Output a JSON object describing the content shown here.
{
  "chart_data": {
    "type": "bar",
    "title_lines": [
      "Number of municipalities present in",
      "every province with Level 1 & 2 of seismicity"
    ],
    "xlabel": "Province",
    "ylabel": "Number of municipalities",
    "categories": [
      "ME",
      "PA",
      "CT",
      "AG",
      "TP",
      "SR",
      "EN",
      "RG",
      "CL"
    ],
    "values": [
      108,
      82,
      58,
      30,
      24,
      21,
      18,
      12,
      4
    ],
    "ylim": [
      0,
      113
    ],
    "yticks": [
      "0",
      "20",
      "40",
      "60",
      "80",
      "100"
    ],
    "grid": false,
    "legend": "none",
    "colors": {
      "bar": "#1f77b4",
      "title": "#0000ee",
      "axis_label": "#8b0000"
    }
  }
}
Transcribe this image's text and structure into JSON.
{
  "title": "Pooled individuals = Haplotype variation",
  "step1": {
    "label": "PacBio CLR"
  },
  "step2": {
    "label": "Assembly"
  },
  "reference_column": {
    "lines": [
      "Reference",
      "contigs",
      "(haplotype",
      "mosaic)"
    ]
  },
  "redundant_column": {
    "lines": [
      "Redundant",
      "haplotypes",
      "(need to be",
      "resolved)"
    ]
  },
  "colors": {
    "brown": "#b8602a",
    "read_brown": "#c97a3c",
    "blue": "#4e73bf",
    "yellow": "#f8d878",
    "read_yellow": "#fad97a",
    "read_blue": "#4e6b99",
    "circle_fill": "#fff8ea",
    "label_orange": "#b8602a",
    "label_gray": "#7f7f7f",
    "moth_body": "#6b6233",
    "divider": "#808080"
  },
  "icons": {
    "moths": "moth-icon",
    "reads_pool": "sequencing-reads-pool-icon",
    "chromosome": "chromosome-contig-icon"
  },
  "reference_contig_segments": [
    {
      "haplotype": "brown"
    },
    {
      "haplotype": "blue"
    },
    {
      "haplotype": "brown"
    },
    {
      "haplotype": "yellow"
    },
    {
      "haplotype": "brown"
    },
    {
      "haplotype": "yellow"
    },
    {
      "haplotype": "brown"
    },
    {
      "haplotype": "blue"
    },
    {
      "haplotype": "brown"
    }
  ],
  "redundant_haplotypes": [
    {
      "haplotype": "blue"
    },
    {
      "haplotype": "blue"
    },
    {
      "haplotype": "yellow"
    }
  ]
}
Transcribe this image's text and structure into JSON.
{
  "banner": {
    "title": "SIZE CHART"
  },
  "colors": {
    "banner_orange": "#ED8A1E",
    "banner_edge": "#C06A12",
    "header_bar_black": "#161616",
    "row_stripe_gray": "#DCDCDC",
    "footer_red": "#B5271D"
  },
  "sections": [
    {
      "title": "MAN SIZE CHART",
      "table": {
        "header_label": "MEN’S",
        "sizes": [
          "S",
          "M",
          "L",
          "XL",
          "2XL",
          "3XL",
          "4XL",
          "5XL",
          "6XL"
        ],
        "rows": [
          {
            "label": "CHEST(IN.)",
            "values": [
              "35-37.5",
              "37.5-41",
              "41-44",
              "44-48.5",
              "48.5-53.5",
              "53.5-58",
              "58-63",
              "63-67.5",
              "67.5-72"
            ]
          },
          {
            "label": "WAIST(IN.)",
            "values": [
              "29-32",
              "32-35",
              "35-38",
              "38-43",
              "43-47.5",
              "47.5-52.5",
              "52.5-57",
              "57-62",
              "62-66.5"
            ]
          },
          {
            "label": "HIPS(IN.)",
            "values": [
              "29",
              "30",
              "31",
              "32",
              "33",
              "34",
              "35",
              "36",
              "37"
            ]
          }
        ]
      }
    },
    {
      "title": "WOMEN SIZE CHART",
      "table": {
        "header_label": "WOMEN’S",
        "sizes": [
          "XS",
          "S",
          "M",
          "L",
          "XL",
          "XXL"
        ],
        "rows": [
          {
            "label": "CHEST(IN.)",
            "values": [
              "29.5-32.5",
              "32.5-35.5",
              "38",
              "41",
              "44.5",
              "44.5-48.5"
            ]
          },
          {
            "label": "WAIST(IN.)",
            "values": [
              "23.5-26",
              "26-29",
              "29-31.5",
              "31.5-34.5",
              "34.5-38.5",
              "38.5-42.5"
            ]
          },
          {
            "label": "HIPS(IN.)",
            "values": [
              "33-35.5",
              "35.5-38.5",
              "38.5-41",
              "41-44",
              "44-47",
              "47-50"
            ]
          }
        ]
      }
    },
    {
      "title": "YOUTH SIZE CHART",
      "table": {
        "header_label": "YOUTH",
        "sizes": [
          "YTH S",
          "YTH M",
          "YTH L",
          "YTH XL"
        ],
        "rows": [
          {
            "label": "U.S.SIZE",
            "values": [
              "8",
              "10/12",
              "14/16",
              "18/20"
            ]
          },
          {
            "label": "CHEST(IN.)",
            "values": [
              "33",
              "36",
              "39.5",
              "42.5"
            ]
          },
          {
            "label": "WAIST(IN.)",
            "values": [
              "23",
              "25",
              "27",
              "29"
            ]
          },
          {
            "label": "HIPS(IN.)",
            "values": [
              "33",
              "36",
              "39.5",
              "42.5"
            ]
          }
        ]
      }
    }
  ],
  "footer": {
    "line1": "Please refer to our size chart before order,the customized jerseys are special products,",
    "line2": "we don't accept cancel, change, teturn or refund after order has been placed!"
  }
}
##########
§ **THE EXERCISE**:
Recite the full listing above exactly.

§ **WRITTEN RESPONSE**:
Output a JSON object describing the content shown here.
{
  "chart_data": {
    "type": "bar",
    "title_lines": [
      "Number of municipalities present in",
      "every province with Level 1 & 2 of seismicity"
    ],
    "xlabel": "Province",
    "ylabel": "Number of municipalities",
    "categories": [
      "ME",
      "PA",
      "CT",
      "AG",
      "TP",
      "SR",
      "EN",
      "RG",
      "CL"
    ],
    "values": [
      108,
      82,
      58,
      30,
      24,
      21,
      18,
      12,
      4
    ],
    "ylim": [
      0,
      113
    ],
    "yticks": [
      "0",
      "20",
      "40",
      "60",
      "80",
      "100"
    ],
    "grid": false,
    "legend": "none",
    "colors": {
      "bar": "#1f77b4",
      "title": "#0000ee",
      "axis_label": "#8b0000"
    }
  }
}
Transcribe this image's text and structure into JSON.
{
  "title": "Pooled individuals = Haplotype variation",
  "step1": {
    "label": "PacBio CLR"
  },
  "step2": {
    "label": "Assembly"
  },
  "reference_column": {
    "lines": [
      "Reference",
      "contigs",
      "(haplotype",
      "mosaic)"
    ]
  },
  "redundant_column": {
    "lines": [
      "Redundant",
      "haplotypes",
      "(need to be",
      "resolved)"
    ]
  },
  "colors": {
    "brown": "#b8602a",
    "read_brown": "#c97a3c",
    "blue": "#4e73bf",
    "yellow": "#f8d878",
    "read_yellow": "#fad97a",
    "read_blue": "#4e6b99",
    "circle_fill": "#fff8ea",
    "label_orange": "#b8602a",
    "label_gray": "#7f7f7f",
    "moth_body": "#6b6233",
    "divider": "#808080"
  },
  "icons": {
    "moths": "moth-icon",
    "reads_pool": "sequencing-reads-pool-icon",
    "chromosome": "chromosome-contig-icon"
  },
  "reference_contig_segments": [
    {
      "haplotype": "brown"
    },
    {
      "haplotype": "blue"
    },
    {
      "haplotype": "brown"
    },
    {
      "haplotype": "yellow"
    },
    {
      "haplotype": "brown"
    },
    {
      "haplotype": "yellow"
    },
    {
      "haplotype": "brown"
    },
    {
      "haplotype": "blue"
    },
    {
      "haplotype": "brown"
    }
  ],
  "redundant_haplotypes": [
    {
      "haplotype": "blue"
    },
    {
      "haplotype": "blue"
    },
    {
      "haplotype": "yellow"
    }
  ]
}
Transcribe this image's text and structure into JSON.
{
  "banner": {
    "title": "SIZE CHART"
  },
  "colors": {
    "banner_orange": "#ED8A1E",
    "banner_edge": "#C06A12",
    "header_bar_black": "#161616",
    "row_stripe_gray": "#DCDCDC",
    "footer_red": "#B5271D"
  },
  "sections": [
    {
      "title": "MAN SIZE CHART",
      "table": {
        "header_label": "MEN’S",
        "sizes": [
          "S",
          "M",
          "L",
          "XL",
          "2XL",
          "3XL",
          "4XL",
          "5XL",
          "6XL"
        ],
        "rows": [
          {
            "label": "CHEST(IN.)",
            "values": [
              "35-37.5",
              "37.5-41",
              "41-44",
              "44-48.5",
              "48.5-53.5",
              "53.5-58",
              "58-63",
              "63-67.5",
              "67.5-72"
            ]
          },
          {
            "label": "WAIST(IN.)",
            "values": [
              "29-32",
              "32-35",
              "35-38",
              "38-43",
              "43-47.5",
              "47.5-52.5",
              "52.5-57",
              "57-62",
              "62-66.5"
            ]
          },
          {
            "label": "HIPS(IN.)",
            "values": [
              "29",
              "30",
              "31",
              "32",
              "33",
              "34",
              "35",
              "36",
              "37"
            ]
          }
        ]
      }
    },
    {
      "title": "WOMEN SIZE CHART",
      "table": {
        "header_label": "WOMEN’S",
        "sizes": [
          "XS",
          "S",
          "M",
          "L",
          "XL",
          "XXL"
        ],
        "rows": [
          {
            "label": "CHEST(IN.)",
            "values": [
              "29.5-32.5",
              "32.5-35.5",
              "38",
              "41",
              "44.5",
              "44.5-48.5"
            ]
          },
          {
            "label": "WAIST(IN.)",
            "values": [
              "23.5-26",
              "26-29",
              "29-31.5",
              "31.5-34.5",
              "34.5-38.5",
              "38.5-42.5"
            ]
          },
          {
            "label": "HIPS(IN.)",
            "values": [
              "33-35.5",
              "35.5-38.5",
              "38.5-41",
              "41-44",
              "44-47",
              "47-50"
            ]
          }
        ]
      }
    },
    {
      "title": "YOUTH SIZE CHART",
      "table": {
        "header_label": "YOUTH",
        "sizes": [
          "YTH S",
          "YTH M",
          "YTH L",
          "YTH XL"
        ],
        "rows": [
          {
            "label": "U.S.SIZE",
            "values": [
              "8",
              "10/12",
              "14/16",
              "18/20"
            ]
          },
          {
            "label": "CHEST(IN.)",
            "values": [
              "33",
              "36",
              "39.5",
              "42.5"
            ]
          },
          {
            "label": "WAIST(IN.)",
            "values": [
              "23",
              "25",
              "27",
              "29"
            ]
          },
          {
            "label": "HIPS(IN.)",
            "values": [
              "33",
              "36",
              "39.5",
              "42.5"
            ]
          }
        ]
      }
    }
  ],
  "footer": {
    "line1": "Please refer to our size chart before order,the customized jerseys are special products,",
    "line2": "we don't accept cancel, change, teturn or refund after order has been placed!"
  }
}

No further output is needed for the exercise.